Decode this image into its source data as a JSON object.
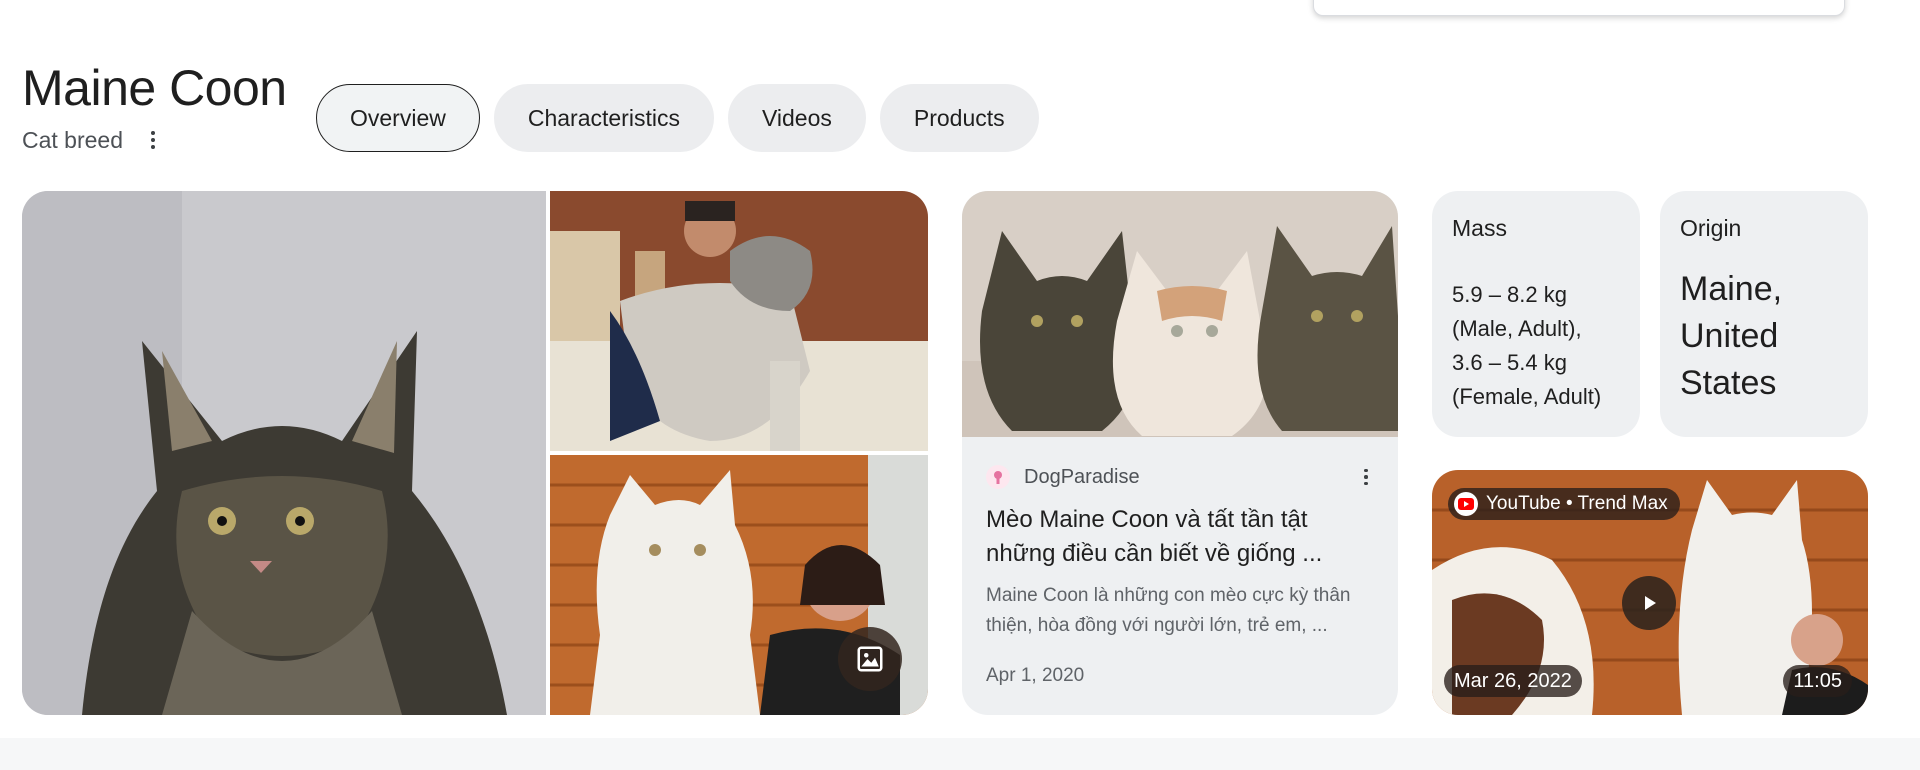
{
  "entity": {
    "title": "Maine Coon",
    "subtitle": "Cat breed"
  },
  "tabs": [
    {
      "label": "Overview",
      "active": true
    },
    {
      "label": "Characteristics",
      "active": false
    },
    {
      "label": "Videos",
      "active": false
    },
    {
      "label": "Products",
      "active": false
    }
  ],
  "gallery": {
    "images_button_icon": "image-icon"
  },
  "article": {
    "source": "DogParadise",
    "title": "Mèo Maine Coon và tất tần tật những điều cần biết về giống ...",
    "snippet": "Maine Coon là những con mèo cực kỳ thân thiện, hòa đồng với người lớn, trẻ em, ...",
    "date": "Apr 1, 2020"
  },
  "facts": [
    {
      "label": "Mass",
      "value": "5.9 – 8.2 kg\n(Male, Adult),\n3.6 – 5.4 kg\n(Female, Adult)"
    },
    {
      "label": "Origin",
      "value": "Maine,\nUnited\nStates"
    }
  ],
  "video": {
    "source": "YouTube • Trend Max",
    "date": "Mar 26, 2022",
    "duration": "11:05"
  },
  "colors": {
    "chip_bg": "#ecedef",
    "card_bg": "#eef0f2",
    "text": "#1f1f1f",
    "secondary_text": "#5f6368",
    "youtube_red": "#ff0000"
  }
}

+===+

▶ WHAT YOU HAVE TO DO: Can you restate all the records above word for word while dropping the pictures?

▶ SOLUTION:
Decode this image into its source data as a JSON object.
{
  "entity": {
    "title": "Maine Coon",
    "subtitle": "Cat breed"
  },
  "tabs": [
    {
      "label": "Overview",
      "active": true
    },
    {
      "label": "Characteristics",
      "active": false
    },
    {
      "label": "Videos",
      "active": false
    },
    {
      "label": "Products",
      "active": false
    }
  ],
  "gallery": {
    "images_button_icon": "image-icon"
  },
  "article": {
    "source": "DogParadise",
    "title": "Mèo Maine Coon và tất tần tật những điều cần biết về giống ...",
    "snippet": "Maine Coon là những con mèo cực kỳ thân thiện, hòa đồng với người lớn, trẻ em, ...",
    "date": "Apr 1, 2020"
  },
  "facts": [
    {
      "label": "Mass",
      "value": "5.9 – 8.2 kg\n(Male, Adult),\n3.6 – 5.4 kg\n(Female, Adult)"
    },
    {
      "label": "Origin",
      "value": "Maine,\nUnited\nStates"
    }
  ],
  "video": {
    "source": "YouTube • Trend Max",
    "date": "Mar 26, 2022",
    "duration": "11:05"
  },
  "colors": {
    "chip_bg": "#ecedef",
    "card_bg": "#eef0f2",
    "text": "#1f1f1f",
    "secondary_text": "#5f6368",
    "youtube_red": "#ff0000"
  }
}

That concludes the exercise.